(Rows):
■ ■ ■ ■

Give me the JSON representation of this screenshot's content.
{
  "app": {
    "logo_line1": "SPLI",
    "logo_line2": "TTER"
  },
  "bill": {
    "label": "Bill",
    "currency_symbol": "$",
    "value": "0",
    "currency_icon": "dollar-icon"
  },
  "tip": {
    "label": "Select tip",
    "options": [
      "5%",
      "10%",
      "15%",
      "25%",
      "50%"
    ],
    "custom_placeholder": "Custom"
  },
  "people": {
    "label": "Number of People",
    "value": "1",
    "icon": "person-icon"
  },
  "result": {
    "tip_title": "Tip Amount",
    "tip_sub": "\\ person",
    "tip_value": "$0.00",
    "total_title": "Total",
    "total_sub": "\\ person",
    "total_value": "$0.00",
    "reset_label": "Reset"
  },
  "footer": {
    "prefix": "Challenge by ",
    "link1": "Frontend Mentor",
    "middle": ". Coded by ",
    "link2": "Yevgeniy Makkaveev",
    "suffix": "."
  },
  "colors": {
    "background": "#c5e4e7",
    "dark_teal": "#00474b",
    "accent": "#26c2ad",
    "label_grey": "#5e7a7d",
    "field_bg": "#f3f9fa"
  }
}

■ ■ ■ ■

(Short task):
Set down the listing above in full, please, exactly as it appears.

(Written response):
Give me the JSON representation of this screenshot's content.
{
  "app": {
    "logo_line1": "SPLI",
    "logo_line2": "TTER"
  },
  "bill": {
    "label": "Bill",
    "currency_symbol": "$",
    "value": "0",
    "currency_icon": "dollar-icon"
  },
  "tip": {
    "label": "Select tip",
    "options": [
      "5%",
      "10%",
      "15%",
      "25%",
      "50%"
    ],
    "custom_placeholder": "Custom"
  },
  "people": {
    "label": "Number of People",
    "value": "1",
    "icon": "person-icon"
  },
  "result": {
    "tip_title": "Tip Amount",
    "tip_sub": "\\ person",
    "tip_value": "$0.00",
    "total_title": "Total",
    "total_sub": "\\ person",
    "total_value": "$0.00",
    "reset_label": "Reset"
  },
  "footer": {
    "prefix": "Challenge by ",
    "link1": "Frontend Mentor",
    "middle": ". Coded by ",
    "link2": "Yevgeniy Makkaveev",
    "suffix": "."
  },
  "colors": {
    "background": "#c5e4e7",
    "dark_teal": "#00474b",
    "accent": "#26c2ad",
    "label_grey": "#5e7a7d",
    "field_bg": "#f3f9fa"
  }
}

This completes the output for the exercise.